# START OF EXTRACTED DATA
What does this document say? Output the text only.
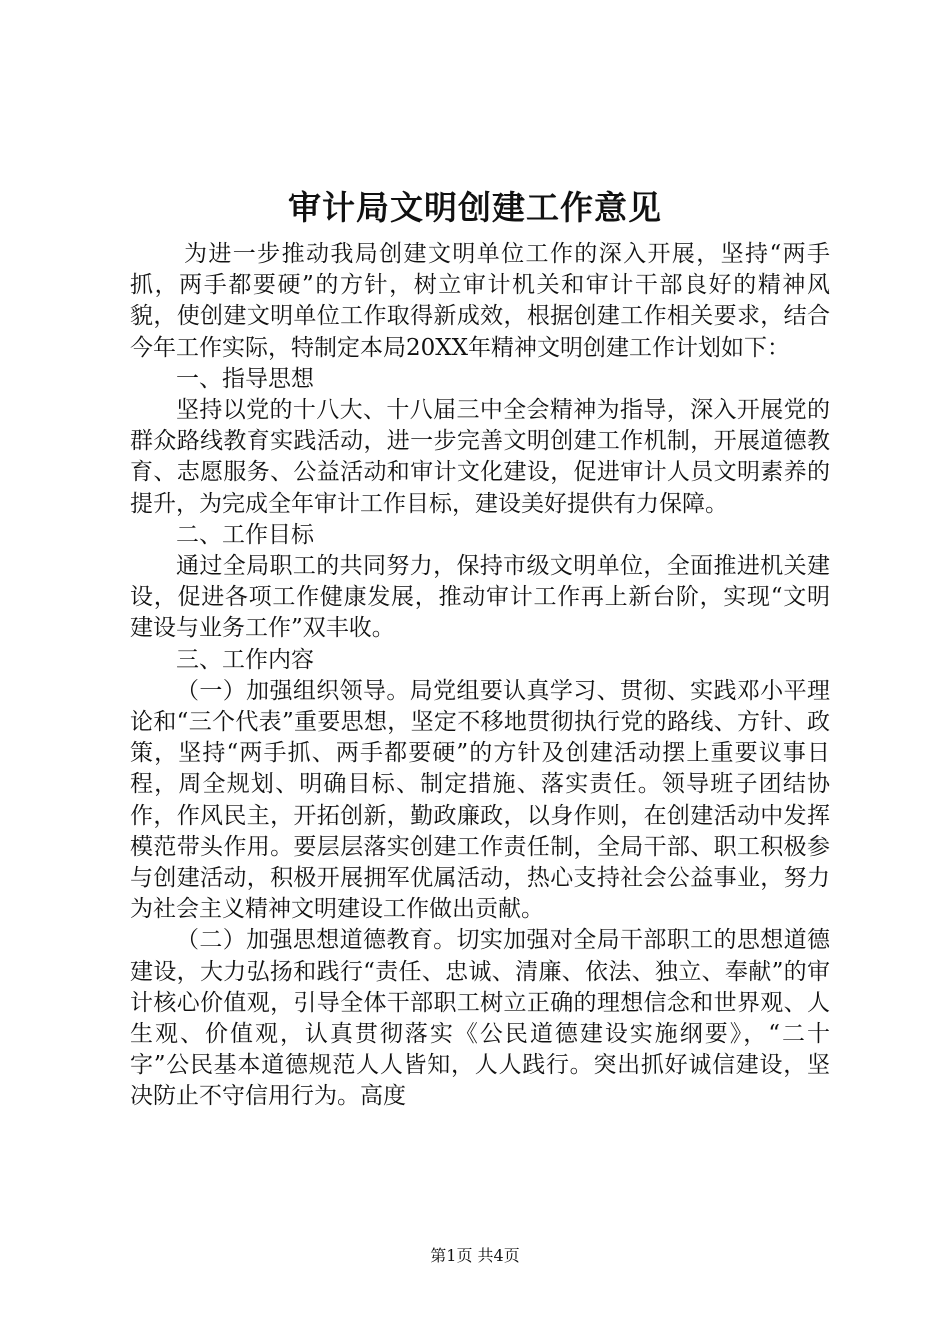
审计局文明创建工作意见

为进一步推动我局创建文明单位工作的深入开展，坚持“两手抓，两手都要硬”的方针，树立审计机关和审计干部良好的精神风貌，使创建文明单位工作取得新成效，根据创建工作相关要求，结合今年工作实际，特制定本局20XX年精神文明创建工作计划如下：

一、指导思想

坚持以党的十八大、十八届三中全会精神为指导，深入开展党的群众路线教育实践活动，进一步完善文明创建工作机制，开展道德教育、志愿服务、公益活动和审计文化建设，促进审计人员文明素养的提升，为完成全年审计工作目标，建设美好提供有力保障。

二、工作目标

通过全局职工的共同努力，保持市级文明单位，全面推进机关建设，促进各项工作健康发展，推动审计工作再上新台阶，实现“文明建设与业务工作”双丰收。

三、工作内容

（一）加强组织领导。局党组要认真学习、贯彻、实践邓小平理论和“三个代表”重要思想，坚定不移地贯彻执行党的路线、方针、政策，坚持“两手抓、两手都要硬”的方针及创建活动摆上重要议事日程，周全规划、明确目标、制定措施、落实责任。领导班子团结协作，作风民主，开拓创新，勤政廉政，以身作则，在创建活动中发挥模范带头作用。要层层落实创建工作责任制，全局干部、职工积极参与创建活动，积极开展拥军优属活动，热心支持社会公益事业，努力为社会主义精神文明建设工作做出贡献。

（二）加强思想道德教育。切实加强对全局干部职工的思想道德建设，大力弘扬和践行“责任、忠诚、清廉、依法、独立、奉献”的审计核心价值观，引导全体干部职工树立正确的理想信念和世界观、人生观、价值观，认真贯彻落实《公民道德建设实施纲要》，“二十字”公民基本道德规范人人皆知，人人践行。突出抓好诚信建设，坚决防止不守信用行为。高度

第1页 共4页
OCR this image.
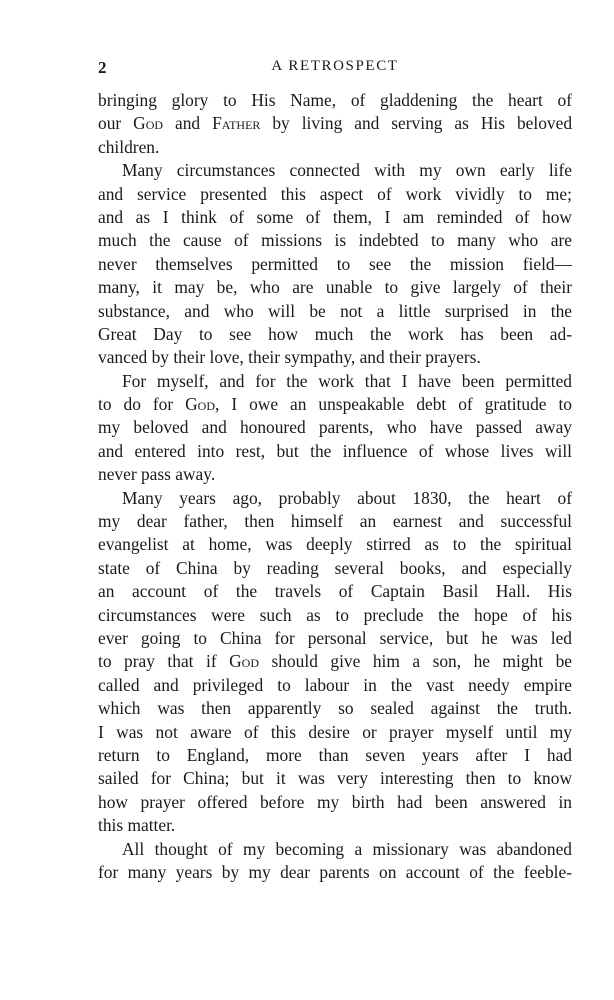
2	A RETROSPECT
bringing glory to His Name, of gladdening the heart of
our God and Father by living and serving as His beloved
children.
Many circumstances connected with my own early life
and service presented this aspect of work vividly to me;
and as I think of some of them, I am reminded of how
much the cause of missions is indebted to many who are
never themselves permitted to see the mission field—
many, it may be, who are unable to give largely of their
substance, and who will be not a little surprised in the
Great Day to see how much the work has been ad-
vanced by their love, their sympathy, and their prayers.
For myself, and for the work that I have been permitted
to do for God, I owe an unspeakable debt of gratitude to
my beloved and honoured parents, who have passed away
and entered into rest, but the influence of whose lives will
never pass away.
Many years ago, probably about 1830, the heart of
my dear father, then himself an earnest and successful
evangelist at home, was deeply stirred as to the spiritual
state of China by reading several books, and especially
an account of the travels of Captain Basil Hall. His
circumstances were such as to preclude the hope of his
ever going to China for personal service, but he was led
to pray that if God should give him a son, he might be
called and privileged to labour in the vast needy empire
which was then apparently so sealed against the truth.
I was not aware of this desire or prayer myself until my
return to England, more than seven years after I had
sailed for China; but it was very interesting then to know
how prayer offered before my birth had been answered in
this matter.
All thought of my becoming a missionary was abandoned
for many years by my dear parents on account of the feeble-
# END OF EXTRACTED DATA
GOAL
Pictures in the records above are left out; print everything else exactly as written.

ANSWER TO THIS PROBLEM
What does this document say? Output the text only.
审计局文明创建工作意见

为进一步推动我局创建文明单位工作的深入开展，坚持“两手抓，两手都要硬”的方针，树立审计机关和审计干部良好的精神风貌，使创建文明单位工作取得新成效，根据创建工作相关要求，结合今年工作实际，特制定本局20XX年精神文明创建工作计划如下：

一、指导思想

坚持以党的十八大、十八届三中全会精神为指导，深入开展党的群众路线教育实践活动，进一步完善文明创建工作机制，开展道德教育、志愿服务、公益活动和审计文化建设，促进审计人员文明素养的提升，为完成全年审计工作目标，建设美好提供有力保障。

二、工作目标

通过全局职工的共同努力，保持市级文明单位，全面推进机关建设，促进各项工作健康发展，推动审计工作再上新台阶，实现“文明建设与业务工作”双丰收。

三、工作内容

（一）加强组织领导。局党组要认真学习、贯彻、实践邓小平理论和“三个代表”重要思想，坚定不移地贯彻执行党的路线、方针、政策，坚持“两手抓、两手都要硬”的方针及创建活动摆上重要议事日程，周全规划、明确目标、制定措施、落实责任。领导班子团结协作，作风民主，开拓创新，勤政廉政，以身作则，在创建活动中发挥模范带头作用。要层层落实创建工作责任制，全局干部、职工积极参与创建活动，积极开展拥军优属活动，热心支持社会公益事业，努力为社会主义精神文明建设工作做出贡献。

（二）加强思想道德教育。切实加强对全局干部职工的思想道德建设，大力弘扬和践行“责任、忠诚、清廉、依法、独立、奉献”的审计核心价值观，引导全体干部职工树立正确的理想信念和世界观、人生观、价值观，认真贯彻落实《公民道德建设实施纲要》，“二十字”公民基本道德规范人人皆知，人人践行。突出抓好诚信建设，坚决防止不守信用行为。高度

第1页 共4页
OCR this image.
2	A RETROSPECT
bringing glory to His Name, of gladdening the heart of
our God and Father by living and serving as His beloved
children.
Many circumstances connected with my own early life
and service presented this aspect of work vividly to me;
and as I think of some of them, I am reminded of how
much the cause of missions is indebted to many who are
never themselves permitted to see the mission field—
many, it may be, who are unable to give largely of their
substance, and who will be not a little surprised in the
Great Day to see how much the work has been ad-
vanced by their love, their sympathy, and their prayers.
For myself, and for the work that I have been permitted
to do for God, I owe an unspeakable debt of gratitude to
my beloved and honoured parents, who have passed away
and entered into rest, but the influence of whose lives will
never pass away.
Many years ago, probably about 1830, the heart of
my dear father, then himself an earnest and successful
evangelist at home, was deeply stirred as to the spiritual
state of China by reading several books, and especially
an account of the travels of Captain Basil Hall. His
circumstances were such as to preclude the hope of his
ever going to China for personal service, but he was led
to pray that if God should give him a son, he might be
called and privileged to labour in the vast needy empire
which was then apparently so sealed against the truth.
I was not aware of this desire or prayer myself until my
return to England, more than seven years after I had
sailed for China; but it was very interesting then to know
how prayer offered before my birth had been answered in
this matter.
All thought of my becoming a missionary was abandoned
for many years by my dear parents on account of the feeble-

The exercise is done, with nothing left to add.